[What needs to be done]
Give the listing again in full, exactly as written.
===============
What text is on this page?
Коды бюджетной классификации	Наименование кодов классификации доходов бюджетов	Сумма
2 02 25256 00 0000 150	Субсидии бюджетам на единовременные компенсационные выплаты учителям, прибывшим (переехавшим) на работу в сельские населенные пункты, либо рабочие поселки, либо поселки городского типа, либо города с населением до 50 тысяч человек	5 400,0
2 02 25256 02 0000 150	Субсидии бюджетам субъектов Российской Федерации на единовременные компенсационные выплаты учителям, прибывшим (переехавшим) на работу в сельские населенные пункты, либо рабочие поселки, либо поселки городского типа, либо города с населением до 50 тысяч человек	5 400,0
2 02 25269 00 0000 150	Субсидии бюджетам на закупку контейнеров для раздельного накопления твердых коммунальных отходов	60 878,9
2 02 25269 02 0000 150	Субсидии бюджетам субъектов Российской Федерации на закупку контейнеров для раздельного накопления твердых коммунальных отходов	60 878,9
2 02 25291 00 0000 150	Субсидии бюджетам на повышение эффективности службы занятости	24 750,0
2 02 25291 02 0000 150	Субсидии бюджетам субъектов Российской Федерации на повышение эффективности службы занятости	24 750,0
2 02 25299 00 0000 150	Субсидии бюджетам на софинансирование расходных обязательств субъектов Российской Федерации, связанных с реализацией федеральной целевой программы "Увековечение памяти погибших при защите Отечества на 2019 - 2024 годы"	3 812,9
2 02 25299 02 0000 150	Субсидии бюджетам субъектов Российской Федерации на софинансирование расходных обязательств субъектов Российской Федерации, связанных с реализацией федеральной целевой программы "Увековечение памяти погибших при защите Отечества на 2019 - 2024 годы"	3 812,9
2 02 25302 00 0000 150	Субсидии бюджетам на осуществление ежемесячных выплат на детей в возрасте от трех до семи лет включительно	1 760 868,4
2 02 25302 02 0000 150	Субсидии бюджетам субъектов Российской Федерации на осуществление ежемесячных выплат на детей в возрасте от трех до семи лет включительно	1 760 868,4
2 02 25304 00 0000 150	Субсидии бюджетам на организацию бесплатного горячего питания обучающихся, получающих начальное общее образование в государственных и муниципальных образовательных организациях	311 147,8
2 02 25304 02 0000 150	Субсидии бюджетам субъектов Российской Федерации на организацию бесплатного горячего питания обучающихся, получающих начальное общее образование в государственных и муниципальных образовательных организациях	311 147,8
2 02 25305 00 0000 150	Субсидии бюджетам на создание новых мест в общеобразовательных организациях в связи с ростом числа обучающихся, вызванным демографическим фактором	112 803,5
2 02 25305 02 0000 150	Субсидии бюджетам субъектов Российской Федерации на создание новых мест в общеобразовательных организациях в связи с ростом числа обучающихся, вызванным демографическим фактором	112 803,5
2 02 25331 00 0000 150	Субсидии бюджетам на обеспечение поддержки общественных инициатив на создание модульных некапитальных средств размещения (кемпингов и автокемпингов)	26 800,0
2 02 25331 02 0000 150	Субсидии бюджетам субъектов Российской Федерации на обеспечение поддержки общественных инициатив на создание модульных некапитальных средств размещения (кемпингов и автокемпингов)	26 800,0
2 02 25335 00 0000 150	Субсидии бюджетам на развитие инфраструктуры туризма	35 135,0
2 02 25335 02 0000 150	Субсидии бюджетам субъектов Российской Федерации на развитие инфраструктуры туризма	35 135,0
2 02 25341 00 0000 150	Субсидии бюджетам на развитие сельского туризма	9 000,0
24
===============
[Answer below]
What text is on this page?
Коды бюджетной классификации	Наименование кодов классификации доходов бюджетов	Сумма
2 02 25256 00 0000 150	Субсидии бюджетам на единовременные компенсационные выплаты учителям, прибывшим (переехавшим) на работу в сельские населенные пункты, либо рабочие поселки, либо поселки городского типа, либо города с населением до 50 тысяч человек	5 400,0
2 02 25256 02 0000 150	Субсидии бюджетам субъектов Российской Федерации на единовременные компенсационные выплаты учителям, прибывшим (переехавшим) на работу в сельские населенные пункты, либо рабочие поселки, либо поселки городского типа, либо города с населением до 50 тысяч человек	5 400,0
2 02 25269 00 0000 150	Субсидии бюджетам на закупку контейнеров для раздельного накопления твердых коммунальных отходов	60 878,9
2 02 25269 02 0000 150	Субсидии бюджетам субъектов Российской Федерации на закупку контейнеров для раздельного накопления твердых коммунальных отходов	60 878,9
2 02 25291 00 0000 150	Субсидии бюджетам на повышение эффективности службы занятости	24 750,0
2 02 25291 02 0000 150	Субсидии бюджетам субъектов Российской Федерации на повышение эффективности службы занятости	24 750,0
2 02 25299 00 0000 150	Субсидии бюджетам на софинансирование расходных обязательств субъектов Российской Федерации, связанных с реализацией федеральной целевой программы "Увековечение памяти погибших при защите Отечества на 2019 - 2024 годы"	3 812,9
2 02 25299 02 0000 150	Субсидии бюджетам субъектов Российской Федерации на софинансирование расходных обязательств субъектов Российской Федерации, связанных с реализацией федеральной целевой программы "Увековечение памяти погибших при защите Отечества на 2019 - 2024 годы"	3 812,9
2 02 25302 00 0000 150	Субсидии бюджетам на осуществление ежемесячных выплат на детей в возрасте от трех до семи лет включительно	1 760 868,4
2 02 25302 02 0000 150	Субсидии бюджетам субъектов Российской Федерации на осуществление ежемесячных выплат на детей в возрасте от трех до семи лет включительно	1 760 868,4
2 02 25304 00 0000 150	Субсидии бюджетам на организацию бесплатного горячего питания обучающихся, получающих начальное общее образование в государственных и муниципальных образовательных организациях	311 147,8
2 02 25304 02 0000 150	Субсидии бюджетам субъектов Российской Федерации на организацию бесплатного горячего питания обучающихся, получающих начальное общее образование в государственных и муниципальных образовательных организациях	311 147,8
2 02 25305 00 0000 150	Субсидии бюджетам на создание новых мест в общеобразовательных организациях в связи с ростом числа обучающихся, вызванным демографическим фактором	112 803,5
2 02 25305 02 0000 150	Субсидии бюджетам субъектов Российской Федерации на создание новых мест в общеобразовательных организациях в связи с ростом числа обучающихся, вызванным демографическим фактором	112 803,5
2 02 25331 00 0000 150	Субсидии бюджетам на обеспечение поддержки общественных инициатив на создание модульных некапитальных средств размещения (кемпингов и автокемпингов)	26 800,0
2 02 25331 02 0000 150	Субсидии бюджетам субъектов Российской Федерации на обеспечение поддержки общественных инициатив на создание модульных некапитальных средств размещения (кемпингов и автокемпингов)	26 800,0
2 02 25335 00 0000 150	Субсидии бюджетам на развитие инфраструктуры туризма	35 135,0
2 02 25335 02 0000 150	Субсидии бюджетам субъектов Российской Федерации на развитие инфраструктуры туризма	35 135,0
2 02 25341 00 0000 150	Субсидии бюджетам на развитие сельского туризма	9 000,0
24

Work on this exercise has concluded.